Part of a data file
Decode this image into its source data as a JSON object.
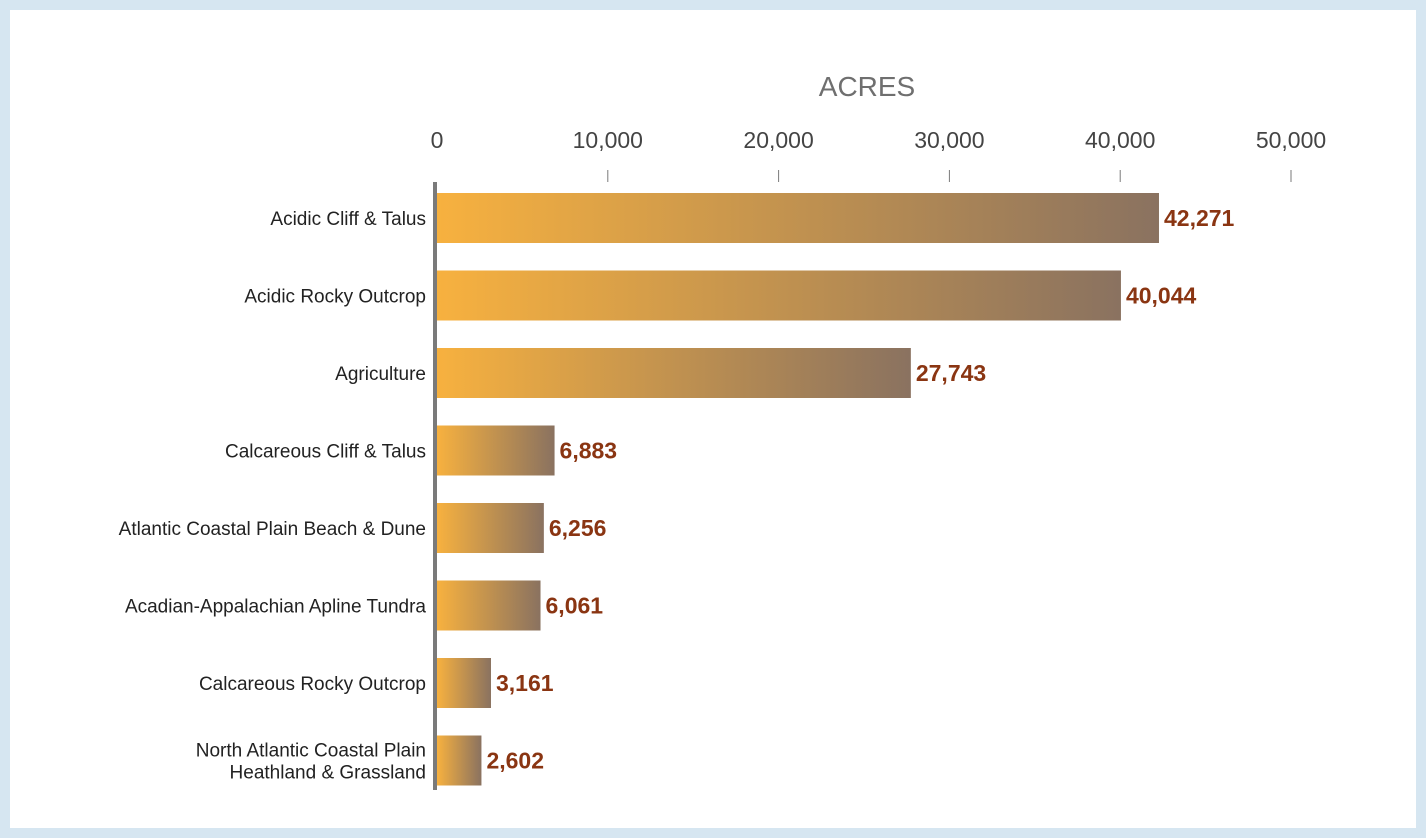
{
  "chart_data": {
    "type": "bar",
    "orientation": "horizontal",
    "xlabel": "ACRES",
    "xlim": [
      0,
      50000
    ],
    "ticks": [
      {
        "value": 0,
        "label": "0"
      },
      {
        "value": 10000,
        "label": "10,000"
      },
      {
        "value": 20000,
        "label": "20,000"
      },
      {
        "value": 30000,
        "label": "30,000"
      },
      {
        "value": 40000,
        "label": "40,000"
      },
      {
        "value": 50000,
        "label": "50,000"
      }
    ],
    "categories": [
      [
        "Acidic Cliff & Talus"
      ],
      [
        "Acidic Rocky Outcrop"
      ],
      [
        "Agriculture"
      ],
      [
        "Calcareous Cliff & Talus"
      ],
      [
        "Atlantic Coastal Plain Beach & Dune"
      ],
      [
        "Acadian-Appalachian Apline Tundra"
      ],
      [
        "Calcareous Rocky Outcrop"
      ],
      [
        "North Atlantic Coastal Plain",
        "Heathland & Grassland"
      ]
    ],
    "values": [
      42271,
      40044,
      27743,
      6883,
      6256,
      6061,
      3161,
      2602
    ],
    "value_labels": [
      "42,271",
      "40,044",
      "27,743",
      "6,883",
      "6,256",
      "6,061",
      "3,161",
      "2,602"
    ],
    "legend": "none",
    "grid": false,
    "colors": {
      "bar_gradient_start": "#f7b13f",
      "bar_gradient_end": "#8a7260",
      "value_label": "#8a3512",
      "axis_line": "#7a7a7a",
      "background": "#d6e6f1"
    }
  }
}
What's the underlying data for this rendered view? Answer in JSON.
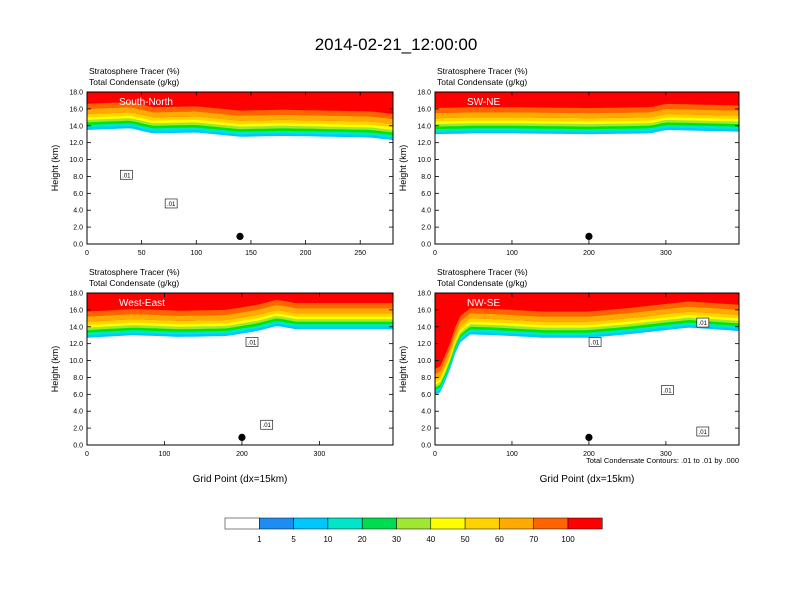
{
  "title": "2014-02-21_12:00:00",
  "colors": {
    "scale": [
      "#ffffff",
      "#1e8cf0",
      "#00c8ff",
      "#00e6c8",
      "#00dc50",
      "#00e600",
      "#a0e632",
      "#ffff00",
      "#ffd200",
      "#ffaa00",
      "#ff6400",
      "#ff2800",
      "#ff0000"
    ],
    "contour": "#000000"
  },
  "colorbar": {
    "labels": [
      "1",
      "5",
      "10",
      "20",
      "30",
      "40",
      "50",
      "60",
      "70",
      "100"
    ]
  },
  "footnote": "Total Condensate Contours: .01 to .01 by .000",
  "chart_data": [
    {
      "type": "heatmap",
      "panel_label": "South-North",
      "header_lines": [
        "Stratosphere Tracer   (%)",
        "Total Condensate   (g/kg)"
      ],
      "ylabel": "Height (km)",
      "xlabel": "",
      "ylim": [
        0,
        18
      ],
      "xlim": [
        0,
        280
      ],
      "yticks": [
        "0.0",
        "2.0",
        "4.0",
        "6.0",
        "8.0",
        "10.0",
        "12.0",
        "14.0",
        "16.0",
        "18.0"
      ],
      "xticks": [
        {
          "v": 0,
          "l": "0"
        },
        {
          "v": 50,
          "l": "50"
        },
        {
          "v": 100,
          "l": "100"
        },
        {
          "v": 150,
          "l": "150"
        },
        {
          "v": 200,
          "l": "200"
        },
        {
          "v": 250,
          "l": "250"
        }
      ],
      "tracer_base_km": [
        [
          0,
          15.4
        ],
        [
          20,
          15.5
        ],
        [
          40,
          15.6
        ],
        [
          60,
          15.0
        ],
        [
          100,
          15.1
        ],
        [
          140,
          14.6
        ],
        [
          180,
          14.7
        ],
        [
          220,
          14.6
        ],
        [
          260,
          14.5
        ],
        [
          280,
          14.2
        ]
      ],
      "marker_x": 140,
      "contour_labels": [
        {
          "x": 36,
          "y": 8.2,
          "text": ".01"
        },
        {
          "x": 77,
          "y": 4.8,
          "text": ".01"
        }
      ]
    },
    {
      "type": "heatmap",
      "panel_label": "SW-NE",
      "header_lines": [
        "Stratosphere Tracer   (%)",
        "Total Condensate   (g/kg)"
      ],
      "ylabel": "Height (km)",
      "xlabel": "",
      "ylim": [
        0,
        18
      ],
      "xlim": [
        0,
        395
      ],
      "yticks": [
        "0.0",
        "2.0",
        "4.0",
        "6.0",
        "8.0",
        "10.0",
        "12.0",
        "14.0",
        "16.0",
        "18.0"
      ],
      "xticks": [
        {
          "v": 0,
          "l": "0"
        },
        {
          "v": 100,
          "l": "100"
        },
        {
          "v": 200,
          "l": "200"
        },
        {
          "v": 300,
          "l": "300"
        }
      ],
      "tracer_base_km": [
        [
          0,
          14.9
        ],
        [
          50,
          15.0
        ],
        [
          100,
          15.0
        ],
        [
          200,
          14.9
        ],
        [
          280,
          15.0
        ],
        [
          300,
          15.4
        ],
        [
          395,
          15.2
        ]
      ],
      "marker_x": 200,
      "contour_labels": []
    },
    {
      "type": "heatmap",
      "panel_label": "West-East",
      "header_lines": [
        "Stratosphere Tracer   (%)",
        "Total Condensate   (g/kg)"
      ],
      "ylabel": "Height (km)",
      "xlabel": "Grid Point (dx=15km)",
      "ylim": [
        0,
        18
      ],
      "xlim": [
        0,
        395
      ],
      "yticks": [
        "0.0",
        "2.0",
        "4.0",
        "6.0",
        "8.0",
        "10.0",
        "12.0",
        "14.0",
        "16.0",
        "18.0"
      ],
      "xticks": [
        {
          "v": 0,
          "l": "0"
        },
        {
          "v": 100,
          "l": "100"
        },
        {
          "v": 200,
          "l": "200"
        },
        {
          "v": 300,
          "l": "300"
        }
      ],
      "tracer_base_km": [
        [
          0,
          14.6
        ],
        [
          60,
          14.9
        ],
        [
          120,
          14.7
        ],
        [
          180,
          14.8
        ],
        [
          220,
          15.4
        ],
        [
          245,
          16.0
        ],
        [
          270,
          15.6
        ],
        [
          320,
          15.6
        ],
        [
          395,
          15.6
        ]
      ],
      "marker_x": 200,
      "contour_labels": [
        {
          "x": 213,
          "y": 12.2,
          "text": ".01"
        },
        {
          "x": 232,
          "y": 2.4,
          "text": ".01"
        }
      ]
    },
    {
      "type": "heatmap",
      "panel_label": "NW-SE",
      "header_lines": [
        "Stratosphere Tracer   (%)",
        "Total Condensate   (g/kg)"
      ],
      "ylabel": "Height (km)",
      "xlabel": "Grid Point (dx=15km)",
      "ylim": [
        0,
        18
      ],
      "xlim": [
        0,
        395
      ],
      "yticks": [
        "0.0",
        "2.0",
        "4.0",
        "6.0",
        "8.0",
        "10.0",
        "12.0",
        "14.0",
        "16.0",
        "18.0"
      ],
      "xticks": [
        {
          "v": 0,
          "l": "0"
        },
        {
          "v": 100,
          "l": "100"
        },
        {
          "v": 200,
          "l": "200"
        },
        {
          "v": 300,
          "l": "300"
        }
      ],
      "tracer_base_km": [
        [
          0,
          7.8
        ],
        [
          8,
          8.2
        ],
        [
          20,
          11.0
        ],
        [
          30,
          13.8
        ],
        [
          45,
          15.0
        ],
        [
          80,
          14.9
        ],
        [
          140,
          14.6
        ],
        [
          200,
          14.6
        ],
        [
          250,
          15.0
        ],
        [
          330,
          15.8
        ],
        [
          395,
          15.4
        ]
      ],
      "marker_x": 200,
      "contour_labels": [
        {
          "x": 208,
          "y": 12.2,
          "text": ".01"
        },
        {
          "x": 302,
          "y": 6.5,
          "text": ".01"
        },
        {
          "x": 348,
          "y": 14.5,
          "text": ".01"
        },
        {
          "x": 348,
          "y": 1.6,
          "text": ".01"
        }
      ]
    }
  ]
}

→ Requirement: Identify every line above that includes the word "Cliff", and show those lines.

→ Expected output:
        "Acidic Cliff & Talus"
        "Calcareous Cliff & Talus"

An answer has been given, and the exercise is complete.